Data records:

▽

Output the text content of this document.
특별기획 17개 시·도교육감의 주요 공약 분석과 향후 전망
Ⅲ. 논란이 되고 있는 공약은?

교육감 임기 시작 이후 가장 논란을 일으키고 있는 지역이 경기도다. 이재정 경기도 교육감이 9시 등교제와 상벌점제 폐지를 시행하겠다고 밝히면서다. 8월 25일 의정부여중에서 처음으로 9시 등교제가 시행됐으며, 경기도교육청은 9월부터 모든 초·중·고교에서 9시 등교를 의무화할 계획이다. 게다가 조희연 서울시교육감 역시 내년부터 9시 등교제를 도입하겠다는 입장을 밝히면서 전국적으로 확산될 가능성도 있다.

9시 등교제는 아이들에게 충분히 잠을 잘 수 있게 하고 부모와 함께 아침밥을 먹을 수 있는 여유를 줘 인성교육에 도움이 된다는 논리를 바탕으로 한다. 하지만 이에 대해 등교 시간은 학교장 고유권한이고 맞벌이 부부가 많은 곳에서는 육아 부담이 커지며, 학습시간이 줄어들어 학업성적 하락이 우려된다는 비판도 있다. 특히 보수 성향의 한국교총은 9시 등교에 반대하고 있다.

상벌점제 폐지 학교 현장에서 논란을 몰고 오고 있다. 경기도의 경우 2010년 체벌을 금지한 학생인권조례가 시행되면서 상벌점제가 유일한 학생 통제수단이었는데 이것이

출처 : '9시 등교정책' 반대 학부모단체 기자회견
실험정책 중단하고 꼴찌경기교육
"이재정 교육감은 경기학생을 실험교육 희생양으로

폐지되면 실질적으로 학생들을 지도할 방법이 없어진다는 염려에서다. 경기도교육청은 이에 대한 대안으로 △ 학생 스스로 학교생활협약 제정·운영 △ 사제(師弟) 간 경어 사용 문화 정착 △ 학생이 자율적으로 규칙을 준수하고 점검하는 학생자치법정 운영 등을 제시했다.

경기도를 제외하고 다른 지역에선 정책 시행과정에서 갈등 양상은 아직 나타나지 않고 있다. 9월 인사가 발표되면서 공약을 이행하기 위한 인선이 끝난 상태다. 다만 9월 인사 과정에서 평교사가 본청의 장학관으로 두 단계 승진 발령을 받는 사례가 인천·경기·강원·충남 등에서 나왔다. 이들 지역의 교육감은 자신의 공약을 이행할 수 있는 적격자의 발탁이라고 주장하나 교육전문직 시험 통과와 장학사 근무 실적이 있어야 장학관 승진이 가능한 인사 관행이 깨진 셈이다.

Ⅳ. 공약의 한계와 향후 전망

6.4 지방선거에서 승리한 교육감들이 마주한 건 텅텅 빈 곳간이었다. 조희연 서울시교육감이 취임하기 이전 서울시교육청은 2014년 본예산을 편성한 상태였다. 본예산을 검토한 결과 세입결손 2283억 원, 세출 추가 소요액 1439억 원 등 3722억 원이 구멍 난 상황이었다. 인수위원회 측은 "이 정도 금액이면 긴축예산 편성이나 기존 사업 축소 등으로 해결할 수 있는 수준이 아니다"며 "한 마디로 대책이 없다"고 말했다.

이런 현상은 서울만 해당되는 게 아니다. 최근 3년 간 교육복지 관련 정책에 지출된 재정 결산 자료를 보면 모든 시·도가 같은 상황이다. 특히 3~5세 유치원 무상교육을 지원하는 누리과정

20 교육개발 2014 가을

△

## Task objective
Copy the entries above exactly, leaving none out.

## Completed exercise
Output the text content of this document.
특별기획 17개 시·도교육감의 주요 공약 분석과 향후 전망
Ⅲ. 논란이 되고 있는 공약은?

교육감 임기 시작 이후 가장 논란을 일으키고 있는 지역이 경기도다. 이재정 경기도 교육감이 9시 등교제와 상벌점제 폐지를 시행하겠다고 밝히면서다. 8월 25일 의정부여중에서 처음으로 9시 등교제가 시행됐으며, 경기도교육청은 9월부터 모든 초·중·고교에서 9시 등교를 의무화할 계획이다. 게다가 조희연 서울시교육감 역시 내년부터 9시 등교제를 도입하겠다는 입장을 밝히면서 전국적으로 확산될 가능성도 있다.

9시 등교제는 아이들에게 충분히 잠을 잘 수 있게 하고 부모와 함께 아침밥을 먹을 수 있는 여유를 줘 인성교육에 도움이 된다는 논리를 바탕으로 한다. 하지만 이에 대해 등교 시간은 학교장 고유권한이고 맞벌이 부부가 많은 곳에서는 육아 부담이 커지며, 학습시간이 줄어들어 학업성적 하락이 우려된다는 비판도 있다. 특히 보수 성향의 한국교총은 9시 등교에 반대하고 있다.

상벌점제 폐지 학교 현장에서 논란을 몰고 오고 있다. 경기도의 경우 2010년 체벌을 금지한 학생인권조례가 시행되면서 상벌점제가 유일한 학생 통제수단이었는데 이것이

출처 : '9시 등교정책' 반대 학부모단체 기자회견
실험정책 중단하고 꼴찌경기교육
"이재정 교육감은 경기학생을 실험교육 희생양으로

폐지되면 실질적으로 학생들을 지도할 방법이 없어진다는 염려에서다. 경기도교육청은 이에 대한 대안으로 △ 학생 스스로 학교생활협약 제정·운영 △ 사제(師弟) 간 경어 사용 문화 정착 △ 학생이 자율적으로 규칙을 준수하고 점검하는 학생자치법정 운영 등을 제시했다.

경기도를 제외하고 다른 지역에선 정책 시행과정에서 갈등 양상은 아직 나타나지 않고 있다. 9월 인사가 발표되면서 공약을 이행하기 위한 인선이 끝난 상태다. 다만 9월 인사 과정에서 평교사가 본청의 장학관으로 두 단계 승진 발령을 받는 사례가 인천·경기·강원·충남 등에서 나왔다. 이들 지역의 교육감은 자신의 공약을 이행할 수 있는 적격자의 발탁이라고 주장하나 교육전문직 시험 통과와 장학사 근무 실적이 있어야 장학관 승진이 가능한 인사 관행이 깨진 셈이다.

Ⅳ. 공약의 한계와 향후 전망

6.4 지방선거에서 승리한 교육감들이 마주한 건 텅텅 빈 곳간이었다. 조희연 서울시교육감이 취임하기 이전 서울시교육청은 2014년 본예산을 편성한 상태였다. 본예산을 검토한 결과 세입결손 2283억 원, 세출 추가 소요액 1439억 원 등 3722억 원이 구멍 난 상황이었다. 인수위원회 측은 "이 정도 금액이면 긴축예산 편성이나 기존 사업 축소 등으로 해결할 수 있는 수준이 아니다"며 "한 마디로 대책이 없다"고 말했다.

이런 현상은 서울만 해당되는 게 아니다. 최근 3년 간 교육복지 관련 정책에 지출된 재정 결산 자료를 보면 모든 시·도가 같은 상황이다. 특히 3~5세 유치원 무상교육을 지원하는 누리과정

20 교육개발 2014 가을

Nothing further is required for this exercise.